━━━ DATASET EXCERPTS
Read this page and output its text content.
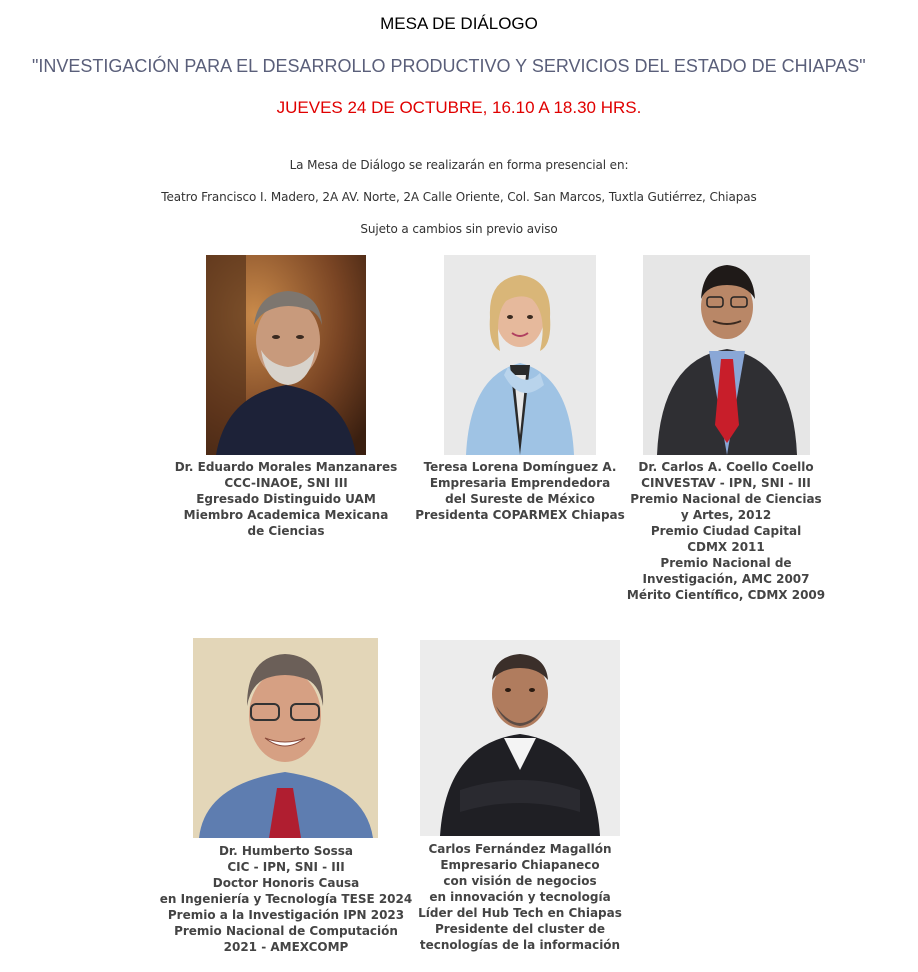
MESA DE DIÁLOGO
"INVESTIGACIÓN PARA EL DESARROLLO PRODUCTIVO Y SERVICIOS DEL ESTADO DE CHIAPAS"
JUEVES 24 DE OCTUBRE, 16.10 A 18.30 HRS.
La Mesa de Diálogo se realizarán en forma presencial en:
Teatro Francisco I. Madero, 2A AV. Norte, 2A Calle Oriente, Col. San Marcos, Tuxtla Gutiérrez, Chiapas
Sujeto a cambios sin previo aviso
Dr. Eduardo Morales Manzanares
CCC-INAOE, SNI III
Egresado Distinguido UAM
Miembro Academica Mexicana
de Ciencias
Teresa Lorena Domínguez A.
Empresaria Emprendedora
del Sureste de México
Presidenta COPARMEX Chiapas
Dr. Carlos A. Coello Coello
CINVESTAV - IPN, SNI - III
Premio Nacional de Ciencias
y Artes, 2012
Premio Ciudad Capital
CDMX 2011
Premio Nacional de
Investigación, AMC 2007
Mérito Científico, CDMX 2009
Dr. Humberto Sossa
CIC - IPN, SNI - III
Doctor Honoris Causa
en Ingeniería y Tecnología TESE 2024
Premio a la Investigación IPN 2023
Premio Nacional de Computación
2021 - AMEXCOMP
Carlos Fernández Magallón
Empresario Chiapaneco
con visión de negocios
en innovación y tecnología
Líder del Hub Tech en Chiapas
Presidente del cluster de
tecnologías de la información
━━━━━━
Skip the images and write out the rest of the listing exactly.

Read this page and output its text content.
MESA DE DIÁLOGO
"INVESTIGACIÓN PARA EL DESARROLLO PRODUCTIVO Y SERVICIOS DEL ESTADO DE CHIAPAS"
JUEVES 24 DE OCTUBRE, 16.10 A 18.30 HRS.
La Mesa de Diálogo se realizarán en forma presencial en:
Teatro Francisco I. Madero, 2A AV. Norte, 2A Calle Oriente, Col. San Marcos, Tuxtla Gutiérrez, Chiapas
Sujeto a cambios sin previo aviso
Dr. Eduardo Morales Manzanares
CCC-INAOE, SNI III
Egresado Distinguido UAM
Miembro Academica Mexicana
de Ciencias
Teresa Lorena Domínguez A.
Empresaria Emprendedora
del Sureste de México
Presidenta COPARMEX Chiapas
Dr. Carlos A. Coello Coello
CINVESTAV - IPN, SNI - III
Premio Nacional de Ciencias
y Artes, 2012
Premio Ciudad Capital
CDMX 2011
Premio Nacional de
Investigación, AMC 2007
Mérito Científico, CDMX 2009
Dr. Humberto Sossa
CIC - IPN, SNI - III
Doctor Honoris Causa
en Ingeniería y Tecnología TESE 2024
Premio a la Investigación IPN 2023
Premio Nacional de Computación
2021 - AMEXCOMP
Carlos Fernández Magallón
Empresario Chiapaneco
con visión de negocios
en innovación y tecnología
Líder del Hub Tech en Chiapas
Presidente del cluster de
tecnologías de la información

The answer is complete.